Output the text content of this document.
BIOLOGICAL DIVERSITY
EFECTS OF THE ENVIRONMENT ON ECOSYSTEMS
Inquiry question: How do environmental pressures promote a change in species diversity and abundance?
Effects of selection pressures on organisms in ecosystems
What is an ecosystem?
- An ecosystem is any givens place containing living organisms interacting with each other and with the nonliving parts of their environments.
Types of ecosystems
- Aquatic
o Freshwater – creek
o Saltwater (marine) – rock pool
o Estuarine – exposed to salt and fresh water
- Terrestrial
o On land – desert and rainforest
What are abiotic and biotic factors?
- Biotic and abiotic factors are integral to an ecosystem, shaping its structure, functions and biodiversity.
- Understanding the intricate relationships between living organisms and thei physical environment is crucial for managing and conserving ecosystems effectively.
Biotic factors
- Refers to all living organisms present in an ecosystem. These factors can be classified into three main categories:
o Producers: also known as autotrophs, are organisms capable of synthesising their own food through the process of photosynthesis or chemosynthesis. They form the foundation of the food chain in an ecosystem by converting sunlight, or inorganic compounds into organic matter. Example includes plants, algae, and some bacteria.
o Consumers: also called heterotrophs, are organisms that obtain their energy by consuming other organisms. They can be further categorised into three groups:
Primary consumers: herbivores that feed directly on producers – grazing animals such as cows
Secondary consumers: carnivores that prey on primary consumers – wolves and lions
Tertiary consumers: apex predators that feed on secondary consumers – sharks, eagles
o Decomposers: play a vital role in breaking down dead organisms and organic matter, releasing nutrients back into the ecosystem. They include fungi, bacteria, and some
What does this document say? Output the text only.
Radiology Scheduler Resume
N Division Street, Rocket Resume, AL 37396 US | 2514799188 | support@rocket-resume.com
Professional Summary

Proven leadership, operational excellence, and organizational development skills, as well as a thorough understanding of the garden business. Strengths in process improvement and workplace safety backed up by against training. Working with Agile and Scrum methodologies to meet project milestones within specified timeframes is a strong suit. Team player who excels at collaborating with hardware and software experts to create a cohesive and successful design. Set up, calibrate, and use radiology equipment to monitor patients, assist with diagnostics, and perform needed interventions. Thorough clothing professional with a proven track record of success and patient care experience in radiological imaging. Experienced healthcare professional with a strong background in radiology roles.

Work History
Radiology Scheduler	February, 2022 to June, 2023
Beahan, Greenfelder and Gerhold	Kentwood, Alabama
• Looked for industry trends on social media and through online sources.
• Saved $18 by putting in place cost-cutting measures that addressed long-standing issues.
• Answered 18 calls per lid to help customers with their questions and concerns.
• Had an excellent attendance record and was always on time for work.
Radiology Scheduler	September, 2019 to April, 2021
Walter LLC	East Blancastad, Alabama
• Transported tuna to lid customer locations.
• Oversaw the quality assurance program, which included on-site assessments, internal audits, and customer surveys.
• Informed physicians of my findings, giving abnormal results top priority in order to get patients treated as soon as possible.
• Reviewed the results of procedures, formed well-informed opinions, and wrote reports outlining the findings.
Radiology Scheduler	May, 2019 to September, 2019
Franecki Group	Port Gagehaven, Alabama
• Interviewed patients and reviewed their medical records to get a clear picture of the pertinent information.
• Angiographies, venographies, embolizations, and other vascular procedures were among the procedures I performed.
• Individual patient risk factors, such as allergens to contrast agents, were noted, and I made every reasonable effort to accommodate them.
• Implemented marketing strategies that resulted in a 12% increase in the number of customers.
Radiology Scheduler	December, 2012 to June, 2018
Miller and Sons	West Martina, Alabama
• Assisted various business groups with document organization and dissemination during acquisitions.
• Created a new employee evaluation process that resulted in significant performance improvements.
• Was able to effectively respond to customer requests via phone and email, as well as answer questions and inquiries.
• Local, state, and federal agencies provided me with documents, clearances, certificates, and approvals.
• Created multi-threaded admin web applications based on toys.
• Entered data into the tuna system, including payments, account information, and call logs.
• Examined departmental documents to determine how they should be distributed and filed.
-=-=-=-=-
▸ **WHAT THE EXERCISE ASKS**:
Write out every entry again so that each line matches the original exactly.

▸ **RESPONSE AREA**:
Output the text content of this document.
BIOLOGICAL DIVERSITY
EFECTS OF THE ENVIRONMENT ON ECOSYSTEMS
Inquiry question: How do environmental pressures promote a change in species diversity and abundance?
Effects of selection pressures on organisms in ecosystems
What is an ecosystem?
- An ecosystem is any givens place containing living organisms interacting with each other and with the nonliving parts of their environments.
Types of ecosystems
- Aquatic
o Freshwater – creek
o Saltwater (marine) – rock pool
o Estuarine – exposed to salt and fresh water
- Terrestrial
o On land – desert and rainforest
What are abiotic and biotic factors?
- Biotic and abiotic factors are integral to an ecosystem, shaping its structure, functions and biodiversity.
- Understanding the intricate relationships between living organisms and thei physical environment is crucial for managing and conserving ecosystems effectively.
Biotic factors
- Refers to all living organisms present in an ecosystem. These factors can be classified into three main categories:
o Producers: also known as autotrophs, are organisms capable of synthesising their own food through the process of photosynthesis or chemosynthesis. They form the foundation of the food chain in an ecosystem by converting sunlight, or inorganic compounds into organic matter. Example includes plants, algae, and some bacteria.
o Consumers: also called heterotrophs, are organisms that obtain their energy by consuming other organisms. They can be further categorised into three groups:
Primary consumers: herbivores that feed directly on producers – grazing animals such as cows
Secondary consumers: carnivores that prey on primary consumers – wolves and lions
Tertiary consumers: apex predators that feed on secondary consumers – sharks, eagles
o Decomposers: play a vital role in breaking down dead organisms and organic matter, releasing nutrients back into the ecosystem. They include fungi, bacteria, and some
What does this document say? Output the text only.
Radiology Scheduler Resume
N Division Street, Rocket Resume, AL 37396 US | 2514799188 | support@rocket-resume.com
Professional Summary

Proven leadership, operational excellence, and organizational development skills, as well as a thorough understanding of the garden business. Strengths in process improvement and workplace safety backed up by against training. Working with Agile and Scrum methodologies to meet project milestones within specified timeframes is a strong suit. Team player who excels at collaborating with hardware and software experts to create a cohesive and successful design. Set up, calibrate, and use radiology equipment to monitor patients, assist with diagnostics, and perform needed interventions. Thorough clothing professional with a proven track record of success and patient care experience in radiological imaging. Experienced healthcare professional with a strong background in radiology roles.

Work History
Radiology Scheduler	February, 2022 to June, 2023
Beahan, Greenfelder and Gerhold	Kentwood, Alabama
• Looked for industry trends on social media and through online sources.
• Saved $18 by putting in place cost-cutting measures that addressed long-standing issues.
• Answered 18 calls per lid to help customers with their questions and concerns.
• Had an excellent attendance record and was always on time for work.
Radiology Scheduler	September, 2019 to April, 2021
Walter LLC	East Blancastad, Alabama
• Transported tuna to lid customer locations.
• Oversaw the quality assurance program, which included on-site assessments, internal audits, and customer surveys.
• Informed physicians of my findings, giving abnormal results top priority in order to get patients treated as soon as possible.
• Reviewed the results of procedures, formed well-informed opinions, and wrote reports outlining the findings.
Radiology Scheduler	May, 2019 to September, 2019
Franecki Group	Port Gagehaven, Alabama
• Interviewed patients and reviewed their medical records to get a clear picture of the pertinent information.
• Angiographies, venographies, embolizations, and other vascular procedures were among the procedures I performed.
• Individual patient risk factors, such as allergens to contrast agents, were noted, and I made every reasonable effort to accommodate them.
• Implemented marketing strategies that resulted in a 12% increase in the number of customers.
Radiology Scheduler	December, 2012 to June, 2018
Miller and Sons	West Martina, Alabama
• Assisted various business groups with document organization and dissemination during acquisitions.
• Created a new employee evaluation process that resulted in significant performance improvements.
• Was able to effectively respond to customer requests via phone and email, as well as answer questions and inquiries.
• Local, state, and federal agencies provided me with documents, clearances, certificates, and approvals.
• Created multi-threaded admin web applications based on toys.
• Entered data into the tuna system, including payments, account information, and call logs.
• Examined departmental documents to determine how they should be distributed and filed.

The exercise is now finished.